**WRITTEN PROBLEM**:
Look through the listing for the word "change". Copy each line that has it.
[start of RECORDS SUPPLIED]
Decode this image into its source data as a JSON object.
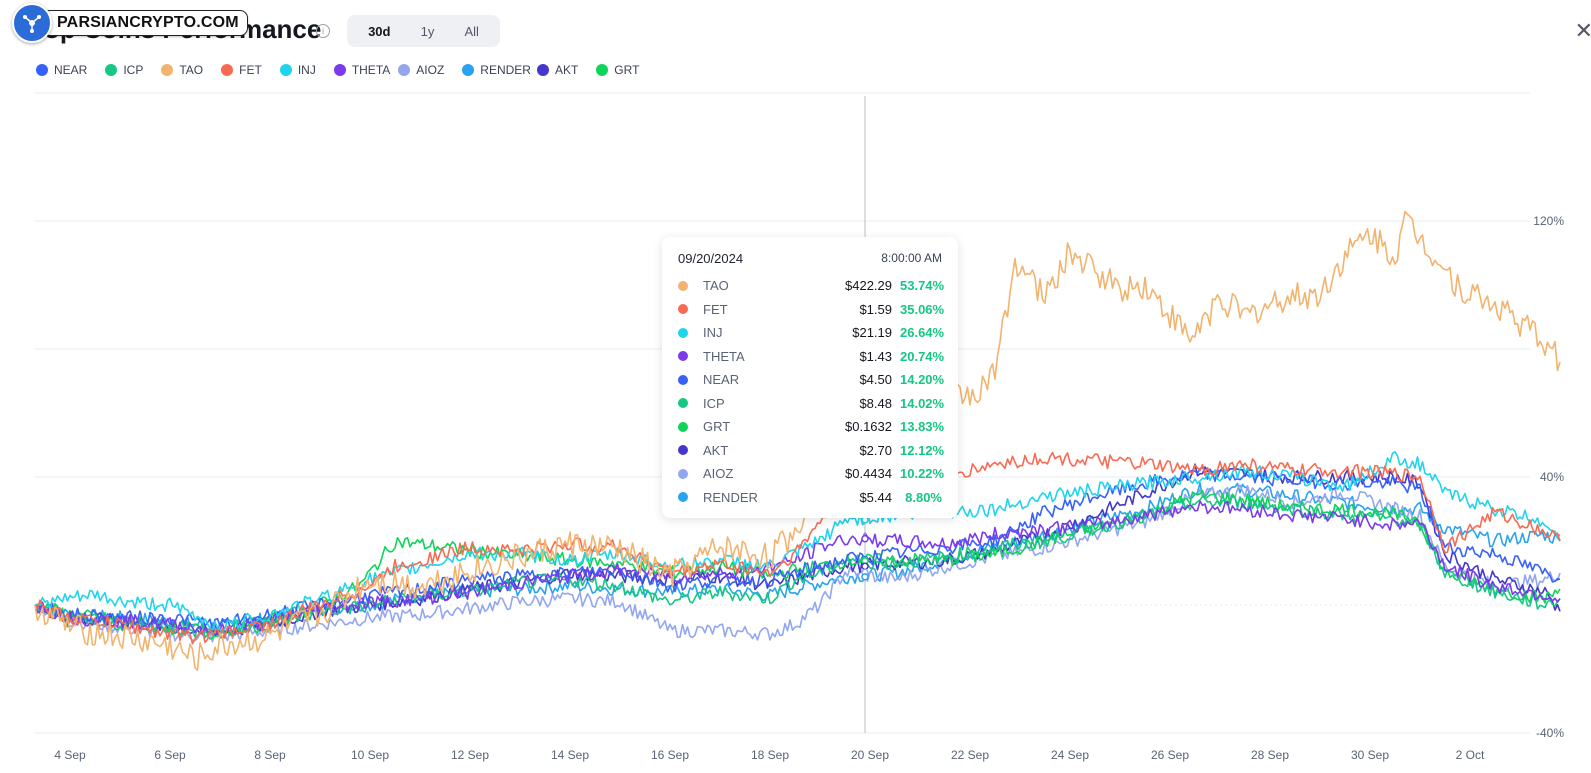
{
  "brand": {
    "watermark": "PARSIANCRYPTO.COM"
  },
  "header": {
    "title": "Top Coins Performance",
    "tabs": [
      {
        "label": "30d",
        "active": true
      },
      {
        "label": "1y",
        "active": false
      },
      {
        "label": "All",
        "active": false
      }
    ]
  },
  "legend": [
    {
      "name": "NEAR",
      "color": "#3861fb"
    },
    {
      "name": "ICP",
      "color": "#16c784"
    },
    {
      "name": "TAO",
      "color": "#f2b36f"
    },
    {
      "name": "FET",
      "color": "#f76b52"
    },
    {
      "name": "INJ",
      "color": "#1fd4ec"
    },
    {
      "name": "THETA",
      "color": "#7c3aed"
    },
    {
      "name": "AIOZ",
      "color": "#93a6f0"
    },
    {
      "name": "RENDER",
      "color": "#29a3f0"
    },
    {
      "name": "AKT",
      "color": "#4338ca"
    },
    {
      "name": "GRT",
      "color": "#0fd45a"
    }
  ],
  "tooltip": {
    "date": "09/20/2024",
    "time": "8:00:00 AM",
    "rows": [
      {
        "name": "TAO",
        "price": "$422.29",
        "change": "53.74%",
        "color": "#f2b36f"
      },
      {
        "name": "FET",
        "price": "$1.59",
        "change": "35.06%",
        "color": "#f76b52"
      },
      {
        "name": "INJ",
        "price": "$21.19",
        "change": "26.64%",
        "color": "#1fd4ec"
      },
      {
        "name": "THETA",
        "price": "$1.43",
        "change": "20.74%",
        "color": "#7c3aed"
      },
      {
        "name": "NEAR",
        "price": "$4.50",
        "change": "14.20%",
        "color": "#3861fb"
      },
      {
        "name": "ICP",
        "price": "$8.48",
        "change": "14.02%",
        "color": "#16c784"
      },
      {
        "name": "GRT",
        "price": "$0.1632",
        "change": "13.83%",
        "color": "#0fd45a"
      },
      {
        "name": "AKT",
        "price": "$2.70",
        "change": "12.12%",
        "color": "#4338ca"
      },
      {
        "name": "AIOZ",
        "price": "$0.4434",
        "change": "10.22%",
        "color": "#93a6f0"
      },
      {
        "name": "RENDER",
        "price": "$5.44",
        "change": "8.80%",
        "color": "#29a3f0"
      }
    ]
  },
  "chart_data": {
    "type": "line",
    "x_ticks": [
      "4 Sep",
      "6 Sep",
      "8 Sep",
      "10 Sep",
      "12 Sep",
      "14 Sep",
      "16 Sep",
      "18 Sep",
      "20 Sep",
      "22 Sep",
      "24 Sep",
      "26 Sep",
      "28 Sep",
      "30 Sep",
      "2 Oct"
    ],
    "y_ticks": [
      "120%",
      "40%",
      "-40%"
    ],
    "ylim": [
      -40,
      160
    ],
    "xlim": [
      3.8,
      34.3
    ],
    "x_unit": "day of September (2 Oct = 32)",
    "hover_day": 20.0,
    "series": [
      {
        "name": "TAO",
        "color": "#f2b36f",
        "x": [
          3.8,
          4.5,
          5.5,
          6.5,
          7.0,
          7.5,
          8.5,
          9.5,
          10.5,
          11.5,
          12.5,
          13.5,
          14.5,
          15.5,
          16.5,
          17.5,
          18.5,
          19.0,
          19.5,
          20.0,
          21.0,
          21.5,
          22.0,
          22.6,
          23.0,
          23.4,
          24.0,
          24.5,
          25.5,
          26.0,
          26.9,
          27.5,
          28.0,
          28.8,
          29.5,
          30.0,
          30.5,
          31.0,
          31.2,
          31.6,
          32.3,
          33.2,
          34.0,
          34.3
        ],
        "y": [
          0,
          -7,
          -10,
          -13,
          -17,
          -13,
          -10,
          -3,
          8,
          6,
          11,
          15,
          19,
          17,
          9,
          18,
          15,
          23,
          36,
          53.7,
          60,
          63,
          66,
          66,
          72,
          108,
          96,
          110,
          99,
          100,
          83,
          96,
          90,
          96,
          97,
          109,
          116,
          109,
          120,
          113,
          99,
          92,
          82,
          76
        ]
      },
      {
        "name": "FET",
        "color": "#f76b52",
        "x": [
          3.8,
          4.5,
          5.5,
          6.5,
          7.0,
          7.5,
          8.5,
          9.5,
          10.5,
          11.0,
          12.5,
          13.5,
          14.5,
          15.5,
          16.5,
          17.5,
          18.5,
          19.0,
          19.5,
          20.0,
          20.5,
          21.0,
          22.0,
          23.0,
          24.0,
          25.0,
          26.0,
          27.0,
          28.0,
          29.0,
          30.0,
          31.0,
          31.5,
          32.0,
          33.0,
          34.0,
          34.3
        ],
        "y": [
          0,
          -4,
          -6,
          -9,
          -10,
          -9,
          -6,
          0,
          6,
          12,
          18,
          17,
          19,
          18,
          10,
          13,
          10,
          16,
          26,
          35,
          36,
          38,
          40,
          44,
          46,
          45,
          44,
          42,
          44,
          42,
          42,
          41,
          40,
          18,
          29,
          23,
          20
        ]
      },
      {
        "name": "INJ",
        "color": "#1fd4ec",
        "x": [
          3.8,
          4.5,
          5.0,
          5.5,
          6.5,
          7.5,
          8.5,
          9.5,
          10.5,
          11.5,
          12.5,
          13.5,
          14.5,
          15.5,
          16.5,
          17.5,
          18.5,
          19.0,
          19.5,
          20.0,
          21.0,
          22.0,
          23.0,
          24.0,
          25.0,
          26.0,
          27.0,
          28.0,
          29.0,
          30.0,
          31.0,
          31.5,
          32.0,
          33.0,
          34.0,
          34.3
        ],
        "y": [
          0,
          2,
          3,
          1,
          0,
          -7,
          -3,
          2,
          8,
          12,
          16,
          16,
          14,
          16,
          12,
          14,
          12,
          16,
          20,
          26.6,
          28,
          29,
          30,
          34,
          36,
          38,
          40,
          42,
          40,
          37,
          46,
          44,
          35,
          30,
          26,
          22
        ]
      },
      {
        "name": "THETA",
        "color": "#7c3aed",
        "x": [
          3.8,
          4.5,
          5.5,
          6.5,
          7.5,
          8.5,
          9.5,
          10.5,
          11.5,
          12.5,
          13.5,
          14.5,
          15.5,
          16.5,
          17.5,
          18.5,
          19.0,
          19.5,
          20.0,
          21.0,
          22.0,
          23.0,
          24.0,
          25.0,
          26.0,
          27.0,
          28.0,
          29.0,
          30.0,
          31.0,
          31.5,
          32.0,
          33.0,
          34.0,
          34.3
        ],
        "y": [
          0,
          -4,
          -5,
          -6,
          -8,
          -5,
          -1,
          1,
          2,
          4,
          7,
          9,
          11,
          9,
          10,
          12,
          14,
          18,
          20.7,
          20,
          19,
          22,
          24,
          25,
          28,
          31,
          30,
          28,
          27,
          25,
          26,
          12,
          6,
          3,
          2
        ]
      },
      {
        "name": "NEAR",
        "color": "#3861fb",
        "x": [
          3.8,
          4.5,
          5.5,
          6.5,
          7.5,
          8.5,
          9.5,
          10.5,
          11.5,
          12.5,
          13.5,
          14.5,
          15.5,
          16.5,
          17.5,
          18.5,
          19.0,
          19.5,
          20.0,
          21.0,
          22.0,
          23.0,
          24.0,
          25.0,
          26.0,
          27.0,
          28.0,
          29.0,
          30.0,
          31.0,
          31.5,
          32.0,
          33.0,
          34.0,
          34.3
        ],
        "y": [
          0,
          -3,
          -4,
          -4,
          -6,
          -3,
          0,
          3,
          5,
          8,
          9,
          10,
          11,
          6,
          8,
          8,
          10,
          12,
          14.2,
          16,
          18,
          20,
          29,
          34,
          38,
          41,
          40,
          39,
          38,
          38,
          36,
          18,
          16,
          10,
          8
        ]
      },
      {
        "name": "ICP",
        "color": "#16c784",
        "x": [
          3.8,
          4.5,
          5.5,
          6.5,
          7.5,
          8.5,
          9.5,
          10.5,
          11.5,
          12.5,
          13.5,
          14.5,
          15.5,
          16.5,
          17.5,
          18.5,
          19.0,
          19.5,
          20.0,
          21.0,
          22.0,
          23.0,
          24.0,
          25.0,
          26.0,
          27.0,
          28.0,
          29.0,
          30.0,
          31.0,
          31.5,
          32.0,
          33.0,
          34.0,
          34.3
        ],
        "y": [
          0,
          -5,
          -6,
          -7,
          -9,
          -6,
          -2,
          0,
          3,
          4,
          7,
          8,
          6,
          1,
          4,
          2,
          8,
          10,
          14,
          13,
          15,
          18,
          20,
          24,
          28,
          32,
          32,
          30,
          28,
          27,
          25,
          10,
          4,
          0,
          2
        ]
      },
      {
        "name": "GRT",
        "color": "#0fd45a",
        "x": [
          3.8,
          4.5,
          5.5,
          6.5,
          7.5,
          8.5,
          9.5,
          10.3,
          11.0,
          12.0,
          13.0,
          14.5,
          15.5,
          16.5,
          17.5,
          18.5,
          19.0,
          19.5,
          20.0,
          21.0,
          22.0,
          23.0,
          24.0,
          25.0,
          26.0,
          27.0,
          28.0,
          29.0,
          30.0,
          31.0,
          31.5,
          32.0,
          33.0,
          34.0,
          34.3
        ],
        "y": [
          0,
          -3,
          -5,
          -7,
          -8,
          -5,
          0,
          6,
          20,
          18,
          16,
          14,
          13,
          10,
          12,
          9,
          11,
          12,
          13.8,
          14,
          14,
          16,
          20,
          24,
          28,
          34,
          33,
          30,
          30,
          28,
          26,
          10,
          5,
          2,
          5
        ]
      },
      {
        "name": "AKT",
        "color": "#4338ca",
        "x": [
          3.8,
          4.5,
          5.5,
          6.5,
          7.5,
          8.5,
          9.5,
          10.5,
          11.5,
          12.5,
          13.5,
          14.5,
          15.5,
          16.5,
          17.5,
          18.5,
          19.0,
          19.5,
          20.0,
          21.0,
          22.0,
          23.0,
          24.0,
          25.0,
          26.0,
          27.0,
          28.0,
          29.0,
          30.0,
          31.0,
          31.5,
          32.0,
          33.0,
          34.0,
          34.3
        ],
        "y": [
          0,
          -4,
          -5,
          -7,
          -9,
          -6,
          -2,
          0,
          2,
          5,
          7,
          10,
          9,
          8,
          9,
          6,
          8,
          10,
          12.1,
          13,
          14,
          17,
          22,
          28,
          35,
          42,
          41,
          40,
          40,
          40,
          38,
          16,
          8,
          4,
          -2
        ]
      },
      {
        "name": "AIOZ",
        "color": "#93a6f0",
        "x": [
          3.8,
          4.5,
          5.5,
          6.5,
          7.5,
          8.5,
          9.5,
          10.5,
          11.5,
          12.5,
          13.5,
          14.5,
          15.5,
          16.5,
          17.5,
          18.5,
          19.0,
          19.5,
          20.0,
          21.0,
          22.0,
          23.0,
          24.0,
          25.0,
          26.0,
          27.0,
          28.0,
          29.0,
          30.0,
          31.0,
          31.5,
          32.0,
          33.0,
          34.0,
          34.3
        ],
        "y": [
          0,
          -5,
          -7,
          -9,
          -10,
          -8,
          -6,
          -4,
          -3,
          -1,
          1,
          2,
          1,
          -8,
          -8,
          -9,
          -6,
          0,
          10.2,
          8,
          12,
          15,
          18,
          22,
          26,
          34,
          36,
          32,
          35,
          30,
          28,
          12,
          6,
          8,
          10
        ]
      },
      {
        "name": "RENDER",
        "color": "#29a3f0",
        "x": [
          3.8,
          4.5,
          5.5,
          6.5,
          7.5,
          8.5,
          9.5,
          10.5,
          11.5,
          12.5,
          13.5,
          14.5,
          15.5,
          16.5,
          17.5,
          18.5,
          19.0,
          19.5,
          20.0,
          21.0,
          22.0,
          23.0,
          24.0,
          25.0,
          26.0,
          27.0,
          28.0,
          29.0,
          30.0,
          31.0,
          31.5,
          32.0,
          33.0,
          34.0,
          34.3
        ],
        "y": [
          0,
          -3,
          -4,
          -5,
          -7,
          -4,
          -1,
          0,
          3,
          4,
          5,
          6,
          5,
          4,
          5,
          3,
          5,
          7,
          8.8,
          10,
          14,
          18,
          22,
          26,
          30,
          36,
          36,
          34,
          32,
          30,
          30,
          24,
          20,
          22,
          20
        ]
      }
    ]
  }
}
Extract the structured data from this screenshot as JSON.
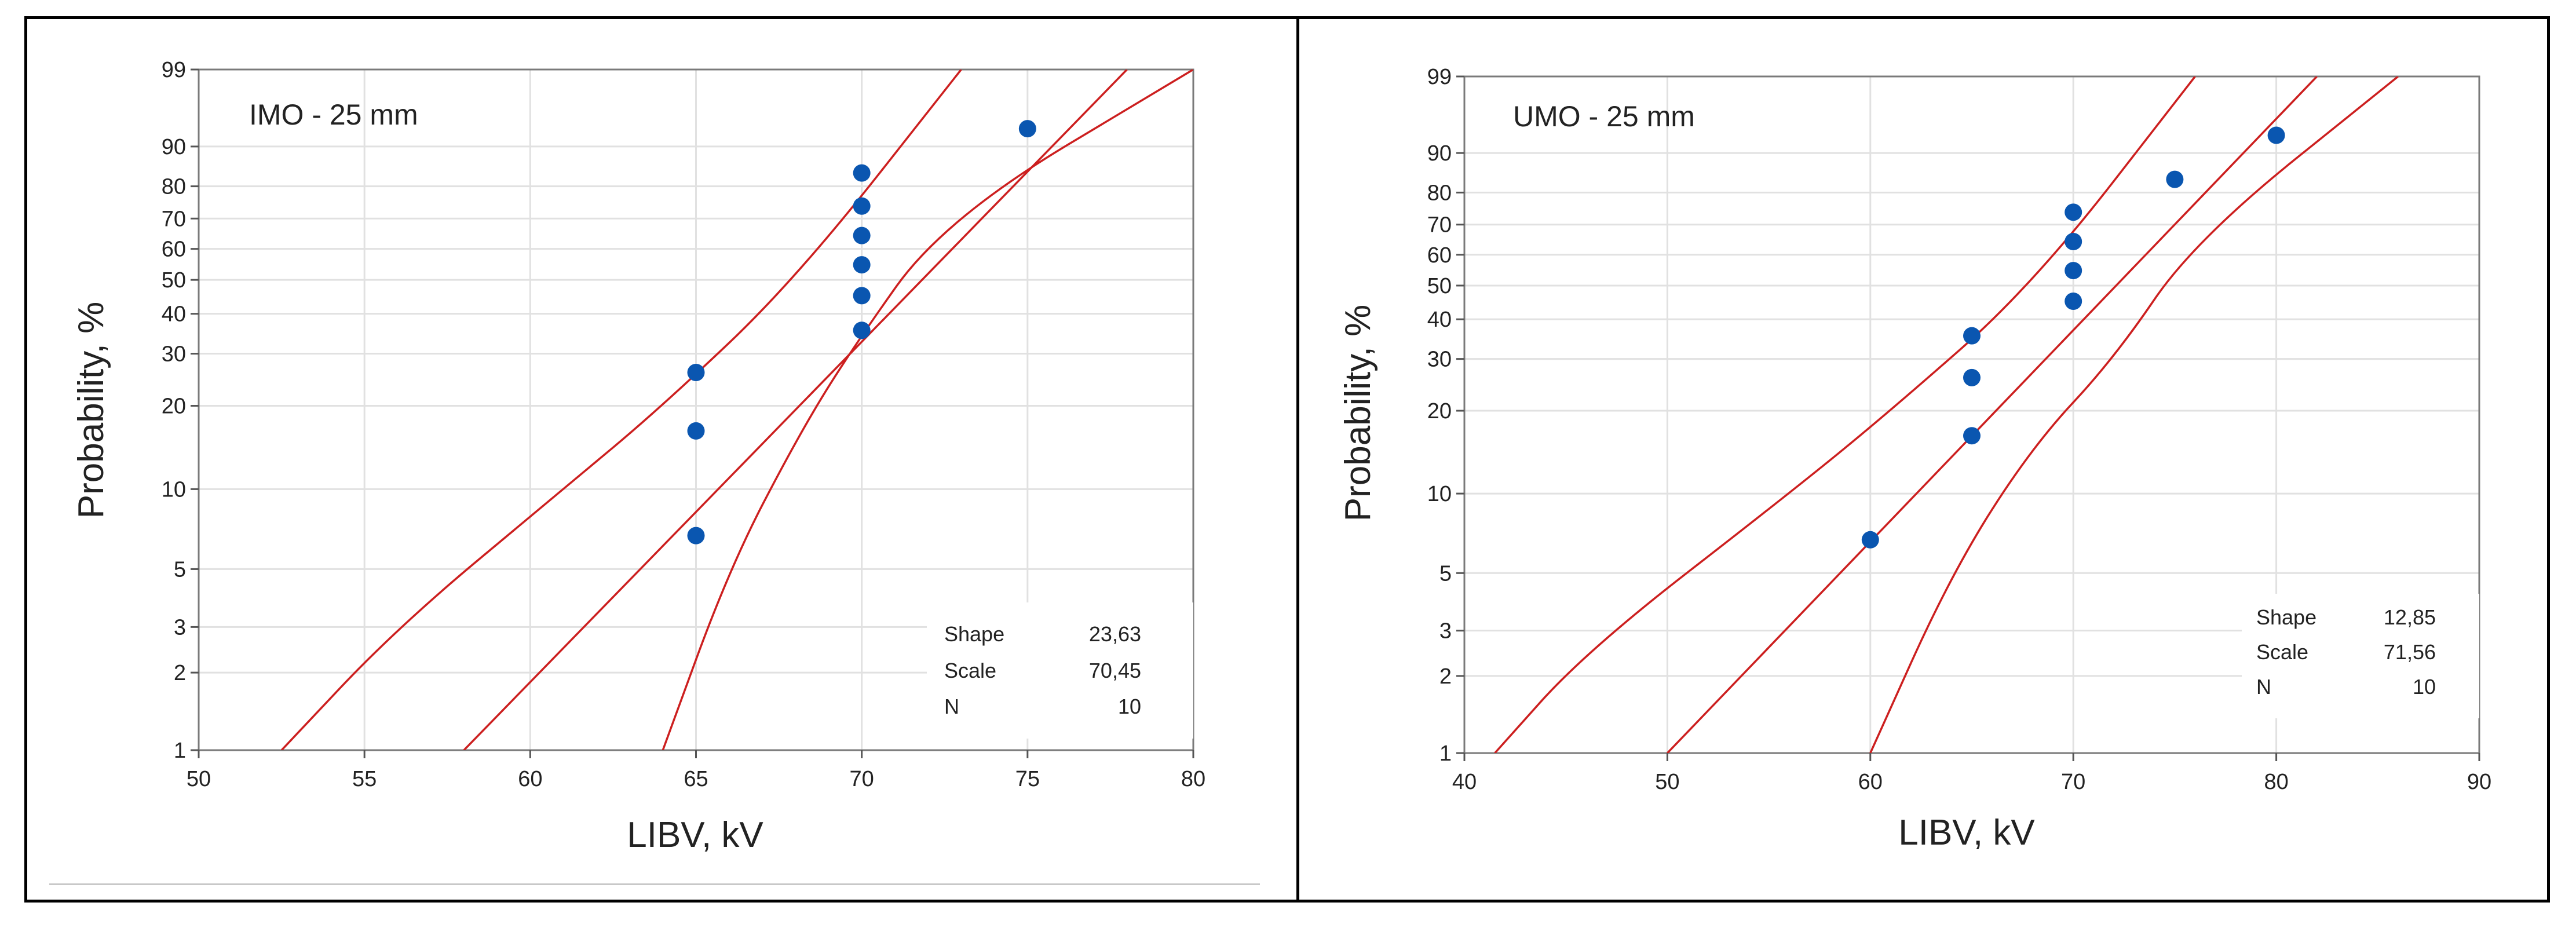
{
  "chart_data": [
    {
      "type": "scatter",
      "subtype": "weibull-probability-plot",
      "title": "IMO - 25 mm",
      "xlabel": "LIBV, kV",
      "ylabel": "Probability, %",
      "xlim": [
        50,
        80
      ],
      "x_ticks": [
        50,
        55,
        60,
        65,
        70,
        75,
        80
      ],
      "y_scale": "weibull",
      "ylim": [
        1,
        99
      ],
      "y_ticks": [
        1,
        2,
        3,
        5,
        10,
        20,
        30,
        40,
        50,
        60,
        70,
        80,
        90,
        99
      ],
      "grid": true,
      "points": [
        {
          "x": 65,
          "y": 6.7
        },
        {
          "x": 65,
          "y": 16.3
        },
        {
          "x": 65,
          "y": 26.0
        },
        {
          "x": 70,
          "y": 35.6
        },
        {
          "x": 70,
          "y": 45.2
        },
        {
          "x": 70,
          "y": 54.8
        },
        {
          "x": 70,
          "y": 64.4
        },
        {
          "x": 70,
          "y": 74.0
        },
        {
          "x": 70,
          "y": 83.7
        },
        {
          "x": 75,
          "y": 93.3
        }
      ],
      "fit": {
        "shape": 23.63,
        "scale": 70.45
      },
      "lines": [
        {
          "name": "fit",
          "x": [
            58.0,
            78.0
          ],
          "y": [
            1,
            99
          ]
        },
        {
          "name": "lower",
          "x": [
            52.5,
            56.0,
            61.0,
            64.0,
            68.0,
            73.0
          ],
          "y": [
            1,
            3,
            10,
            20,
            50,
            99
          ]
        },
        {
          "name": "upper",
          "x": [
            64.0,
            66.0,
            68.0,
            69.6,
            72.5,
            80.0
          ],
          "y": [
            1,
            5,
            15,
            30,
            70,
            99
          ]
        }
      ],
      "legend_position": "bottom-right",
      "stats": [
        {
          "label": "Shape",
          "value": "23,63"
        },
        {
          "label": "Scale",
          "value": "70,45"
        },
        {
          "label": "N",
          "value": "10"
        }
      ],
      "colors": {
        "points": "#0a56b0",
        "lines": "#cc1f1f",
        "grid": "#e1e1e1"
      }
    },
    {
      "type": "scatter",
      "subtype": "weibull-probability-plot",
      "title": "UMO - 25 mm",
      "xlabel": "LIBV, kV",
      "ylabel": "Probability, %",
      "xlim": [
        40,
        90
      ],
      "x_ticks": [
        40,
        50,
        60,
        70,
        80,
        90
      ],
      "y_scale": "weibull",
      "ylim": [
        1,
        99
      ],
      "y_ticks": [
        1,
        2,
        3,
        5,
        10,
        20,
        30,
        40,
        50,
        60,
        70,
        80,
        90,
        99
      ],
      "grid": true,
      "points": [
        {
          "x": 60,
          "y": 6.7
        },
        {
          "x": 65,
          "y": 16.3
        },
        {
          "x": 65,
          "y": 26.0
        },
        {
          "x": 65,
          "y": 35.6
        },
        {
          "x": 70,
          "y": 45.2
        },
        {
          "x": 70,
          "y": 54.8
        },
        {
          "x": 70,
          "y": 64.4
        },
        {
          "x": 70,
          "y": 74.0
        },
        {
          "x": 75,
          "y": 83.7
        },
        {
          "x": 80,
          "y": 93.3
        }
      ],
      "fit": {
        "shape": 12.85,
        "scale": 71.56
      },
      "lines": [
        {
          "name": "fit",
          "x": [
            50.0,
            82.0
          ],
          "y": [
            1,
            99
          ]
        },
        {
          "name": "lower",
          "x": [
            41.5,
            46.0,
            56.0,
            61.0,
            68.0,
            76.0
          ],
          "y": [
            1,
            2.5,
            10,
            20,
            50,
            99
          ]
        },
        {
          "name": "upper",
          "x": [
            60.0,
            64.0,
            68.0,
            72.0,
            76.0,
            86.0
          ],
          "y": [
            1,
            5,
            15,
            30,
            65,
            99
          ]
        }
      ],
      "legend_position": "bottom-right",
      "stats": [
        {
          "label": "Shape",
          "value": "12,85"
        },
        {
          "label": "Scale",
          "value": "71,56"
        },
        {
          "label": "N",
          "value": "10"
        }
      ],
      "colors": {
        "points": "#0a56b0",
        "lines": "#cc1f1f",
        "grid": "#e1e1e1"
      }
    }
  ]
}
[end of RECORDS SUPPLIED]
**THE REPLY**:
        "change": "53.74%",
        "change": "35.06%",
        "change": "26.64%",
        "change": "20.74%",
        "change": "14.20%",
        "change": "14.02%",
        "change": "13.83%",
        "change": "12.12%",
        "change": "10.22%",
        "change": "8.80%",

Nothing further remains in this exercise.